-- EXERCISE DESCRIPTION --
Quote every line as written. Omit pictures.

-- DATA FOR THE TASK --
..............................

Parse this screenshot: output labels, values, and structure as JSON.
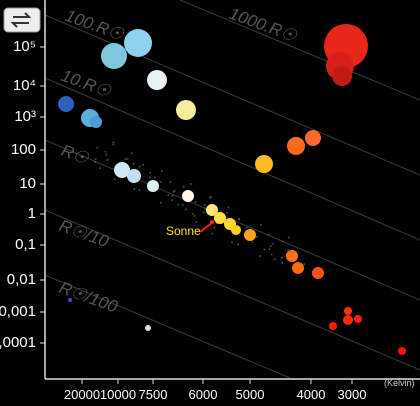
{
  "axes": {
    "y_labels": [
      "10⁵",
      "10⁴",
      "10³",
      "100",
      "10",
      "1",
      "0,1",
      "0,01",
      "0,001",
      "0,0001"
    ],
    "x_labels": [
      "20000",
      "10000",
      "7500",
      "6000",
      "5000",
      "4000",
      "3000"
    ],
    "x_unit": "(Kelvin)"
  },
  "radius_lines": [
    "100.R☉",
    "1000.R☉",
    "10.R☉",
    "R☉",
    "R☉/10",
    "R☉/100"
  ],
  "annotation": "Sonne"
}
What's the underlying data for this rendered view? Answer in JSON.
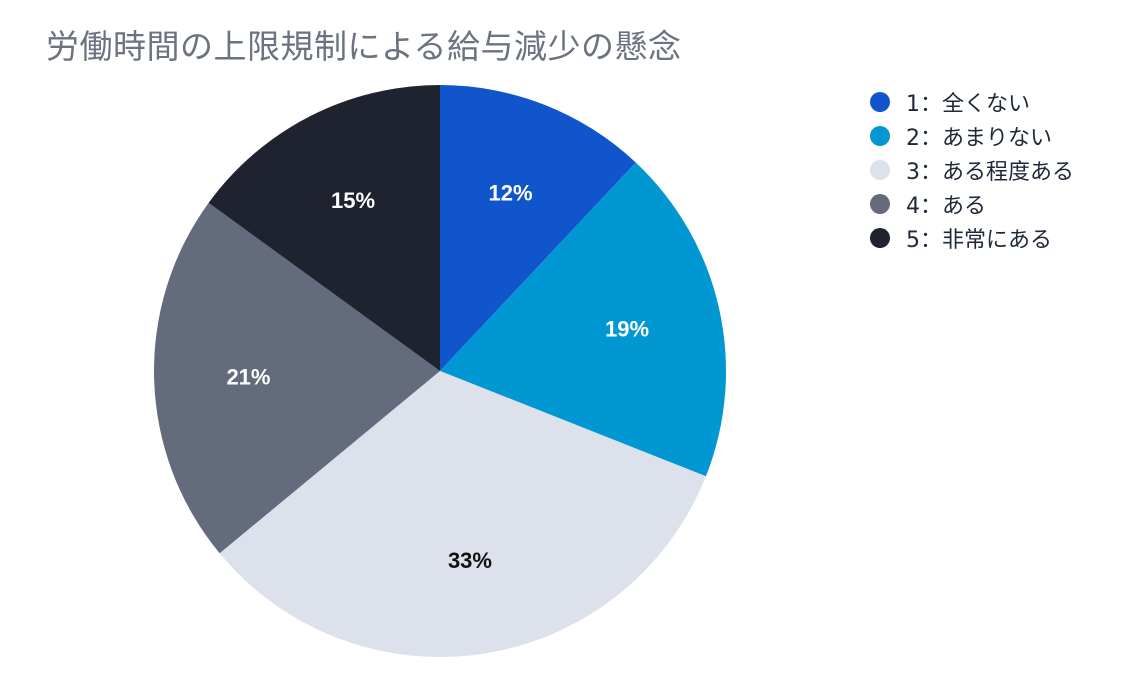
{
  "chart_data": {
    "type": "pie",
    "title": "労働時間の上限規制による給与減少の懸念",
    "categories": [
      "1：全くない",
      "2：あまりない",
      "3：ある程度ある",
      "4：ある",
      "5：非常にある"
    ],
    "values": [
      12,
      19,
      33,
      21,
      15
    ],
    "value_labels": [
      "12%",
      "19%",
      "33%",
      "21%",
      "15%"
    ],
    "colors": [
      "#1155cc",
      "#0097d3",
      "#dde1ec",
      "#646b7d",
      "#1f2330"
    ],
    "label_colors": [
      "#ffffff",
      "#ffffff",
      "#111111",
      "#ffffff",
      "#ffffff"
    ],
    "legend_position": "right",
    "start_angle": "top",
    "direction": "clockwise"
  }
}
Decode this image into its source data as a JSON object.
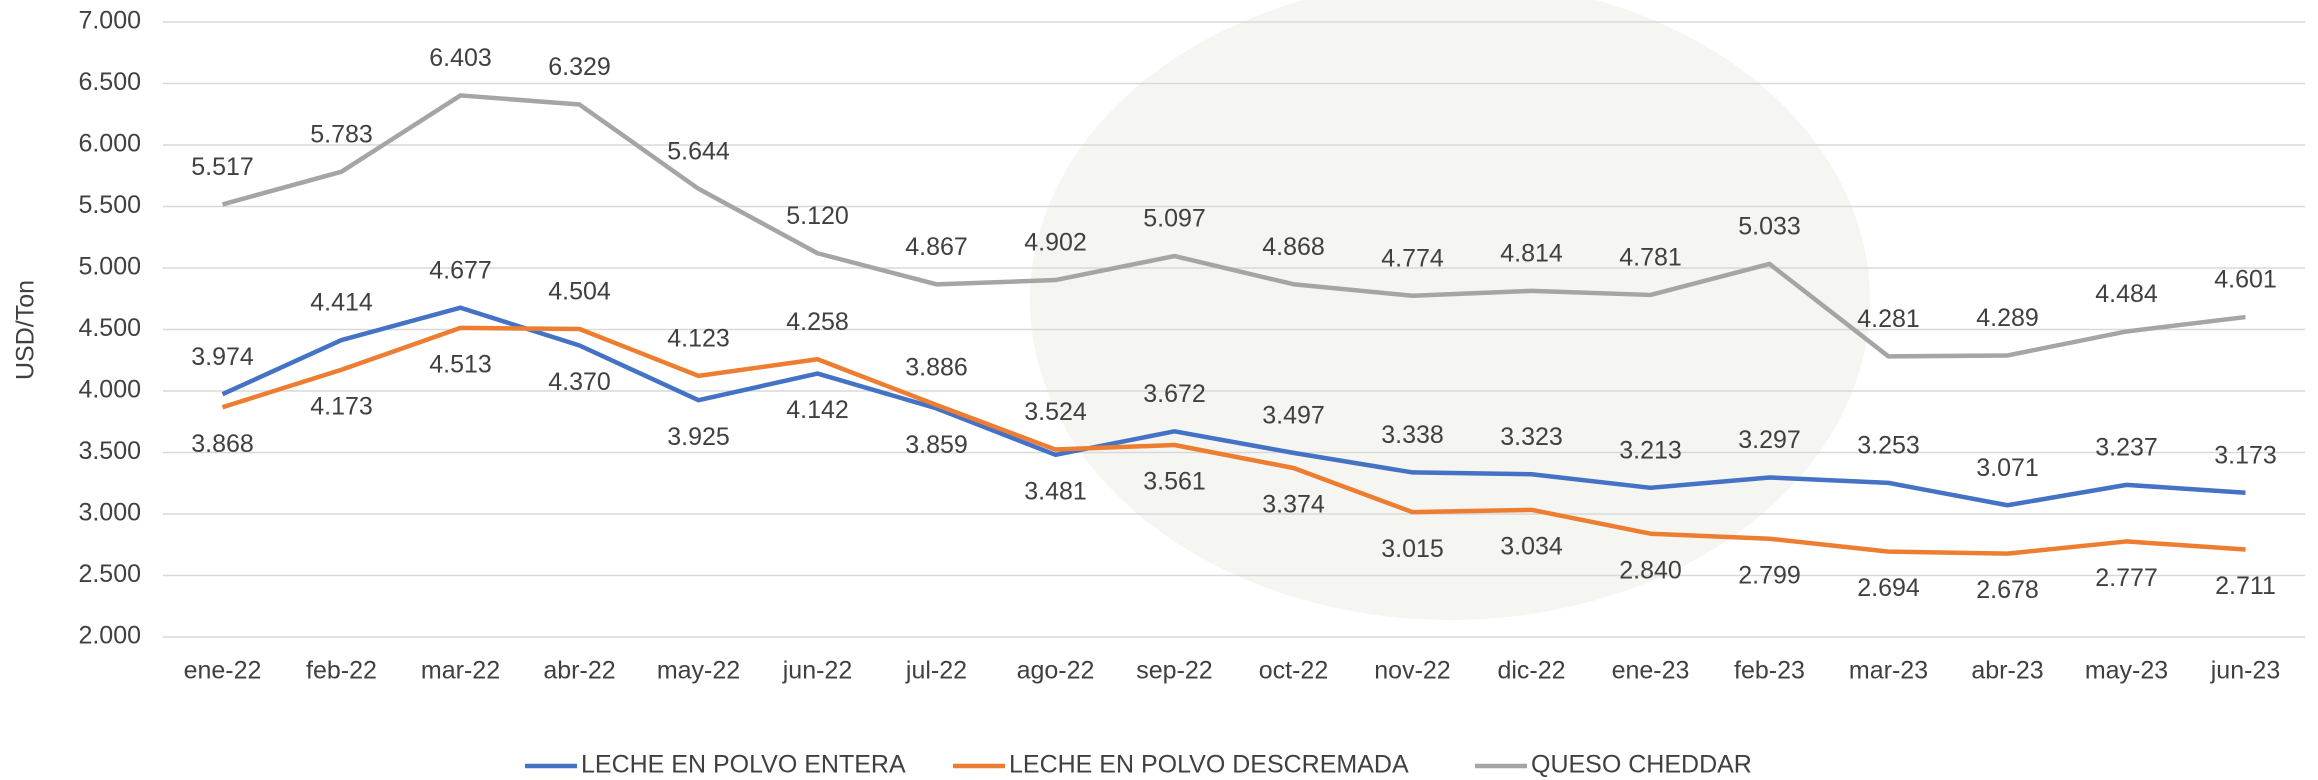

..............................

-- RESULT OF THE TASK --
Parse this screenshot: output labels, values, and structure as JSON.
{
  "axes": {
    "y_labels": [
      "10⁵",
      "10⁴",
      "10³",
      "100",
      "10",
      "1",
      "0,1",
      "0,01",
      "0,001",
      "0,0001"
    ],
    "x_labels": [
      "20000",
      "10000",
      "7500",
      "6000",
      "5000",
      "4000",
      "3000"
    ],
    "x_unit": "(Kelvin)"
  },
  "radius_lines": [
    "100.R☉",
    "1000.R☉",
    "10.R☉",
    "R☉",
    "R☉/10",
    "R☉/100"
  ],
  "annotation": "Sonne"
}
What's the underlying data for this rendered view? Answer in JSON.
{
  "chart_data": {
    "type": "pie",
    "title": "労働時間の上限規制による給与減少の懸念",
    "categories": [
      "1：全くない",
      "2：あまりない",
      "3：ある程度ある",
      "4：ある",
      "5：非常にある"
    ],
    "values": [
      12,
      19,
      33,
      21,
      15
    ],
    "value_labels": [
      "12%",
      "19%",
      "33%",
      "21%",
      "15%"
    ],
    "colors": [
      "#1155cc",
      "#0097d3",
      "#dde1ec",
      "#646b7d",
      "#1f2330"
    ],
    "label_colors": [
      "#ffffff",
      "#ffffff",
      "#111111",
      "#ffffff",
      "#ffffff"
    ],
    "legend_position": "right",
    "start_angle": "top",
    "direction": "clockwise"
  }
}
Decode this image into its source data as a JSON object.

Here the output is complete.